start

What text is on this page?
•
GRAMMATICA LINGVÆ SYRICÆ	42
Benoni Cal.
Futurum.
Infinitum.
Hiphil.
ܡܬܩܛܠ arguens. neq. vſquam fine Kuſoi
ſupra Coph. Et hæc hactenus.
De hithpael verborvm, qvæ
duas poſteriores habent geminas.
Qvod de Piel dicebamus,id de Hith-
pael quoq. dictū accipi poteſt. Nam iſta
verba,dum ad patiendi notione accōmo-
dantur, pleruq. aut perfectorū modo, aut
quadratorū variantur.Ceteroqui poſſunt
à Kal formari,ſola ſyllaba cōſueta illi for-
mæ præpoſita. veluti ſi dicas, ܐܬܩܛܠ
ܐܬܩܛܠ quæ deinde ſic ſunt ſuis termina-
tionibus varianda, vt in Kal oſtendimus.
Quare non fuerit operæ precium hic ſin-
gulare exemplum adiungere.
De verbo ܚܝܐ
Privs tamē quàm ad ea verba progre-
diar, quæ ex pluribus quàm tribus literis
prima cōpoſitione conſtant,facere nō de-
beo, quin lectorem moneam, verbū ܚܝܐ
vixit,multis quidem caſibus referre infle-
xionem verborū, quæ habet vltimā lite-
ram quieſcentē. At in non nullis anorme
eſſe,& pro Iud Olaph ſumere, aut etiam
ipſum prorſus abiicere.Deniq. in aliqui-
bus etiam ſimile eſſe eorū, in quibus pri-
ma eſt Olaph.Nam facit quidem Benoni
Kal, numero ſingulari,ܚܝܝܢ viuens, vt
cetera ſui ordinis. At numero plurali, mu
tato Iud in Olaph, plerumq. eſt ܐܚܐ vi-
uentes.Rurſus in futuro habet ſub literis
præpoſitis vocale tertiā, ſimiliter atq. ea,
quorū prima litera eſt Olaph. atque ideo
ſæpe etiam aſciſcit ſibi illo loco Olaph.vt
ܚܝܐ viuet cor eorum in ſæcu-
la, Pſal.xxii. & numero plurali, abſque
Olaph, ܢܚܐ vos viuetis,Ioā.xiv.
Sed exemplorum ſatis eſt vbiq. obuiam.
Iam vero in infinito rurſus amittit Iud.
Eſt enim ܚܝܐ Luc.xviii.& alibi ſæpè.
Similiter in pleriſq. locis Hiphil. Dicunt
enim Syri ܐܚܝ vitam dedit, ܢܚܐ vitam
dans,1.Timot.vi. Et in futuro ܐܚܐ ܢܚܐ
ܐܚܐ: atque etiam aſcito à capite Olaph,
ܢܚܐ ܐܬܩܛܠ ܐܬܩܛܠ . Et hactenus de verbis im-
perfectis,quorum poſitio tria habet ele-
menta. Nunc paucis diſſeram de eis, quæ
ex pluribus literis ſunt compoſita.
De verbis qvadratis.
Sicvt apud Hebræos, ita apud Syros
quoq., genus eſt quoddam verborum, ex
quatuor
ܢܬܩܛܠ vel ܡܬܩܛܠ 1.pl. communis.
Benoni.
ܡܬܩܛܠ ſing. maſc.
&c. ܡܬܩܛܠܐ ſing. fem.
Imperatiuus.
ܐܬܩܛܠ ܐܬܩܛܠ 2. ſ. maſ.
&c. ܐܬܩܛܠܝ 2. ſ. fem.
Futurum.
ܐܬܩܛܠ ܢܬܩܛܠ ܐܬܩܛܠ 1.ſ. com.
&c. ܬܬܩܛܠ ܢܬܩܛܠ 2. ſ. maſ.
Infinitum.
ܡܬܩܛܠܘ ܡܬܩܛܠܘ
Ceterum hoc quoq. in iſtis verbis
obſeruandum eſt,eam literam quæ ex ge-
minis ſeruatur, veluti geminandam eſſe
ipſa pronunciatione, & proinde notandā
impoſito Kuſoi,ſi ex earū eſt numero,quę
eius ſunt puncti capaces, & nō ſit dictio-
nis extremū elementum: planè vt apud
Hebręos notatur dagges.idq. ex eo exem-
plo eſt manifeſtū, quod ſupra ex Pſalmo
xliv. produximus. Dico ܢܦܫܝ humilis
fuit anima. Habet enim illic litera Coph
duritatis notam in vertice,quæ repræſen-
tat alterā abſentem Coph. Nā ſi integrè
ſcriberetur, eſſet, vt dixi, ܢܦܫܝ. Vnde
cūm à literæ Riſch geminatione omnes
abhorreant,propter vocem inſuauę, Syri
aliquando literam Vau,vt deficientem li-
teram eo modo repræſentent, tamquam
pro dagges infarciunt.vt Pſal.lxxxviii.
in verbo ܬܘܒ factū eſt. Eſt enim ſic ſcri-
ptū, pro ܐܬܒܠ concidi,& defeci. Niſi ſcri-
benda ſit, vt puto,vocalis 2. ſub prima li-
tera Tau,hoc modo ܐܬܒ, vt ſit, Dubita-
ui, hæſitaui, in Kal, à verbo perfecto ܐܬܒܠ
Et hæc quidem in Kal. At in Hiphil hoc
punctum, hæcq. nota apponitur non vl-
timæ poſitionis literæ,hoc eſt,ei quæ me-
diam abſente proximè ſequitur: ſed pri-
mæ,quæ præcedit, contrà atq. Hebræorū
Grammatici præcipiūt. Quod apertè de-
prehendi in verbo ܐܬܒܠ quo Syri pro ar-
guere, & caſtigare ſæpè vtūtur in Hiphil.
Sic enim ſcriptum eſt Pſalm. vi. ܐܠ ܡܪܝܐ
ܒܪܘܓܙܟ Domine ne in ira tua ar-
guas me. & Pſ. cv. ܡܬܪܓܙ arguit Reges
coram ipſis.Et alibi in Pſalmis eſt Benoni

end

* [What the task asks] Give the listing again, word for word.

* [Correct result]
What text is on this page?
•
GRAMMATICA LINGVÆ SYRICÆ	42
Benoni Cal.
Futurum.
Infinitum.
Hiphil.
ܡܬܩܛܠ arguens. neq. vſquam fine Kuſoi
ſupra Coph. Et hæc hactenus.
De hithpael verborvm, qvæ
duas poſteriores habent geminas.
Qvod de Piel dicebamus,id de Hith-
pael quoq. dictū accipi poteſt. Nam iſta
verba,dum ad patiendi notione accōmo-
dantur, pleruq. aut perfectorū modo, aut
quadratorū variantur.Ceteroqui poſſunt
à Kal formari,ſola ſyllaba cōſueta illi for-
mæ præpoſita. veluti ſi dicas, ܐܬܩܛܠ
ܐܬܩܛܠ quæ deinde ſic ſunt ſuis termina-
tionibus varianda, vt in Kal oſtendimus.
Quare non fuerit operæ precium hic ſin-
gulare exemplum adiungere.
De verbo ܚܝܐ
Privs tamē quàm ad ea verba progre-
diar, quæ ex pluribus quàm tribus literis
prima cōpoſitione conſtant,facere nō de-
beo, quin lectorem moneam, verbū ܚܝܐ
vixit,multis quidem caſibus referre infle-
xionem verborū, quæ habet vltimā lite-
ram quieſcentē. At in non nullis anorme
eſſe,& pro Iud Olaph ſumere, aut etiam
ipſum prorſus abiicere.Deniq. in aliqui-
bus etiam ſimile eſſe eorū, in quibus pri-
ma eſt Olaph.Nam facit quidem Benoni
Kal, numero ſingulari,ܚܝܝܢ viuens, vt
cetera ſui ordinis. At numero plurali, mu
tato Iud in Olaph, plerumq. eſt ܐܚܐ vi-
uentes.Rurſus in futuro habet ſub literis
præpoſitis vocale tertiā, ſimiliter atq. ea,
quorū prima litera eſt Olaph. atque ideo
ſæpe etiam aſciſcit ſibi illo loco Olaph.vt
ܚܝܐ viuet cor eorum in ſæcu-
la, Pſal.xxii. & numero plurali, abſque
Olaph, ܢܚܐ vos viuetis,Ioā.xiv.
Sed exemplorum ſatis eſt vbiq. obuiam.
Iam vero in infinito rurſus amittit Iud.
Eſt enim ܚܝܐ Luc.xviii.& alibi ſæpè.
Similiter in pleriſq. locis Hiphil. Dicunt
enim Syri ܐܚܝ vitam dedit, ܢܚܐ vitam
dans,1.Timot.vi. Et in futuro ܐܚܐ ܢܚܐ
ܐܚܐ: atque etiam aſcito à capite Olaph,
ܢܚܐ ܐܬܩܛܠ ܐܬܩܛܠ . Et hactenus de verbis im-
perfectis,quorum poſitio tria habet ele-
menta. Nunc paucis diſſeram de eis, quæ
ex pluribus literis ſunt compoſita.
De verbis qvadratis.
Sicvt apud Hebræos, ita apud Syros
quoq., genus eſt quoddam verborum, ex
quatuor
ܢܬܩܛܠ vel ܡܬܩܛܠ 1.pl. communis.
Benoni.
ܡܬܩܛܠ ſing. maſc.
&c. ܡܬܩܛܠܐ ſing. fem.
Imperatiuus.
ܐܬܩܛܠ ܐܬܩܛܠ 2. ſ. maſ.
&c. ܐܬܩܛܠܝ 2. ſ. fem.
Futurum.
ܐܬܩܛܠ ܢܬܩܛܠ ܐܬܩܛܠ 1.ſ. com.
&c. ܬܬܩܛܠ ܢܬܩܛܠ 2. ſ. maſ.
Infinitum.
ܡܬܩܛܠܘ ܡܬܩܛܠܘ
Ceterum hoc quoq. in iſtis verbis
obſeruandum eſt,eam literam quæ ex ge-
minis ſeruatur, veluti geminandam eſſe
ipſa pronunciatione, & proinde notandā
impoſito Kuſoi,ſi ex earū eſt numero,quę
eius ſunt puncti capaces, & nō ſit dictio-
nis extremū elementum: planè vt apud
Hebręos notatur dagges.idq. ex eo exem-
plo eſt manifeſtū, quod ſupra ex Pſalmo
xliv. produximus. Dico ܢܦܫܝ humilis
fuit anima. Habet enim illic litera Coph
duritatis notam in vertice,quæ repræſen-
tat alterā abſentem Coph. Nā ſi integrè
ſcriberetur, eſſet, vt dixi, ܢܦܫܝ. Vnde
cūm à literæ Riſch geminatione omnes
abhorreant,propter vocem inſuauę, Syri
aliquando literam Vau,vt deficientem li-
teram eo modo repræſentent, tamquam
pro dagges infarciunt.vt Pſal.lxxxviii.
in verbo ܬܘܒ factū eſt. Eſt enim ſic ſcri-
ptū, pro ܐܬܒܠ concidi,& defeci. Niſi ſcri-
benda ſit, vt puto,vocalis 2. ſub prima li-
tera Tau,hoc modo ܐܬܒ, vt ſit, Dubita-
ui, hæſitaui, in Kal, à verbo perfecto ܐܬܒܠ
Et hæc quidem in Kal. At in Hiphil hoc
punctum, hæcq. nota apponitur non vl-
timæ poſitionis literæ,hoc eſt,ei quæ me-
diam abſente proximè ſequitur: ſed pri-
mæ,quæ præcedit, contrà atq. Hebræorū
Grammatici præcipiūt. Quod apertè de-
prehendi in verbo ܐܬܒܠ quo Syri pro ar-
guere, & caſtigare ſæpè vtūtur in Hiphil.
Sic enim ſcriptum eſt Pſalm. vi. ܐܠ ܡܪܝܐ
ܒܪܘܓܙܟ Domine ne in ira tua ar-
guas me. & Pſ. cv. ܡܬܪܓܙ arguit Reges
coram ipſis.Et alibi in Pſalmis eſt Benoni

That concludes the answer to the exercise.